Records shown =>

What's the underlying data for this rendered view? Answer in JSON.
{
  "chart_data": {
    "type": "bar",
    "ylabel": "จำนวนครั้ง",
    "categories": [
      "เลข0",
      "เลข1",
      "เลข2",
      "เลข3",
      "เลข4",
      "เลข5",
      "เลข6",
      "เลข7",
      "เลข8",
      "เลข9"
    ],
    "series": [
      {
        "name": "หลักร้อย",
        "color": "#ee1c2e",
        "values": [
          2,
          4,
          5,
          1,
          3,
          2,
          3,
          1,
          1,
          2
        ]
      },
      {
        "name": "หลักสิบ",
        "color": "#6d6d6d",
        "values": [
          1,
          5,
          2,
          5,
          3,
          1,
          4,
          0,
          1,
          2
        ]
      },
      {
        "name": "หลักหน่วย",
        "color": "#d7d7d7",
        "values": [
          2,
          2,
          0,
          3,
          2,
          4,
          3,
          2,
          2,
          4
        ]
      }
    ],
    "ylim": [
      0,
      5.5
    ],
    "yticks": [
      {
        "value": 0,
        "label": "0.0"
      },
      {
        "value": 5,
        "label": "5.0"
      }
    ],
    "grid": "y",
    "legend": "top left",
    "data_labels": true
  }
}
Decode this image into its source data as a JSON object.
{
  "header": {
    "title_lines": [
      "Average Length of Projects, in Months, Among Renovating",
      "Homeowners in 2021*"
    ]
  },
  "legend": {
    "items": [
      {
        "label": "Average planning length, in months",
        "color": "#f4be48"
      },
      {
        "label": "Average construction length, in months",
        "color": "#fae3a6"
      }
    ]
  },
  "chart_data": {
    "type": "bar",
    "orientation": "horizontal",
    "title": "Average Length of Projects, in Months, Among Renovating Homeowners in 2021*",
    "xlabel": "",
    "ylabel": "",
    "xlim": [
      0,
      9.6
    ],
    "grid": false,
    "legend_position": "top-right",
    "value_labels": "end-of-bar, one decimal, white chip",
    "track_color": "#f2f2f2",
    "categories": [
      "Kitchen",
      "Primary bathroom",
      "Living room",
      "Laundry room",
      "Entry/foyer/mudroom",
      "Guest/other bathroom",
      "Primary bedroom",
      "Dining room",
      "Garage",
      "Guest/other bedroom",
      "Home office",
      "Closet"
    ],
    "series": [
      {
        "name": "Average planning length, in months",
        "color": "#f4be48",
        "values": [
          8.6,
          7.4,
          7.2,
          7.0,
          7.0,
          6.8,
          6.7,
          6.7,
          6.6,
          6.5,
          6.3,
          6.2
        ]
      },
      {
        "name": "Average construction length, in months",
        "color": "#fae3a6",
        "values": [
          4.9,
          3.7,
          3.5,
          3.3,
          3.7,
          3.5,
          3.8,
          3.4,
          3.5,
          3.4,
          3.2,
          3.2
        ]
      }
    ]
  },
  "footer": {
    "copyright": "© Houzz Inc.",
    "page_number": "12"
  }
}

What is required => Could you quote the material above in full, exactly as it stands?

Correct response =>
What's the underlying data for this rendered view? Answer in JSON.
{
  "chart_data": {
    "type": "bar",
    "ylabel": "จำนวนครั้ง",
    "categories": [
      "เลข0",
      "เลข1",
      "เลข2",
      "เลข3",
      "เลข4",
      "เลข5",
      "เลข6",
      "เลข7",
      "เลข8",
      "เลข9"
    ],
    "series": [
      {
        "name": "หลักร้อย",
        "color": "#ee1c2e",
        "values": [
          2,
          4,
          5,
          1,
          3,
          2,
          3,
          1,
          1,
          2
        ]
      },
      {
        "name": "หลักสิบ",
        "color": "#6d6d6d",
        "values": [
          1,
          5,
          2,
          5,
          3,
          1,
          4,
          0,
          1,
          2
        ]
      },
      {
        "name": "หลักหน่วย",
        "color": "#d7d7d7",
        "values": [
          2,
          2,
          0,
          3,
          2,
          4,
          3,
          2,
          2,
          4
        ]
      }
    ],
    "ylim": [
      0,
      5.5
    ],
    "yticks": [
      {
        "value": 0,
        "label": "0.0"
      },
      {
        "value": 5,
        "label": "5.0"
      }
    ],
    "grid": "y",
    "legend": "top left",
    "data_labels": true
  }
}
Decode this image into its source data as a JSON object.
{
  "header": {
    "title_lines": [
      "Average Length of Projects, in Months, Among Renovating",
      "Homeowners in 2021*"
    ]
  },
  "legend": {
    "items": [
      {
        "label": "Average planning length, in months",
        "color": "#f4be48"
      },
      {
        "label": "Average construction length, in months",
        "color": "#fae3a6"
      }
    ]
  },
  "chart_data": {
    "type": "bar",
    "orientation": "horizontal",
    "title": "Average Length of Projects, in Months, Among Renovating Homeowners in 2021*",
    "xlabel": "",
    "ylabel": "",
    "xlim": [
      0,
      9.6
    ],
    "grid": false,
    "legend_position": "top-right",
    "value_labels": "end-of-bar, one decimal, white chip",
    "track_color": "#f2f2f2",
    "categories": [
      "Kitchen",
      "Primary bathroom",
      "Living room",
      "Laundry room",
      "Entry/foyer/mudroom",
      "Guest/other bathroom",
      "Primary bedroom",
      "Dining room",
      "Garage",
      "Guest/other bedroom",
      "Home office",
      "Closet"
    ],
    "series": [
      {
        "name": "Average planning length, in months",
        "color": "#f4be48",
        "values": [
          8.6,
          7.4,
          7.2,
          7.0,
          7.0,
          6.8,
          6.7,
          6.7,
          6.6,
          6.5,
          6.3,
          6.2
        ]
      },
      {
        "name": "Average construction length, in months",
        "color": "#fae3a6",
        "values": [
          4.9,
          3.7,
          3.5,
          3.3,
          3.7,
          3.5,
          3.8,
          3.4,
          3.5,
          3.4,
          3.2,
          3.2
        ]
      }
    ]
  },
  "footer": {
    "copyright": "© Houzz Inc.",
    "page_number": "12"
  }
}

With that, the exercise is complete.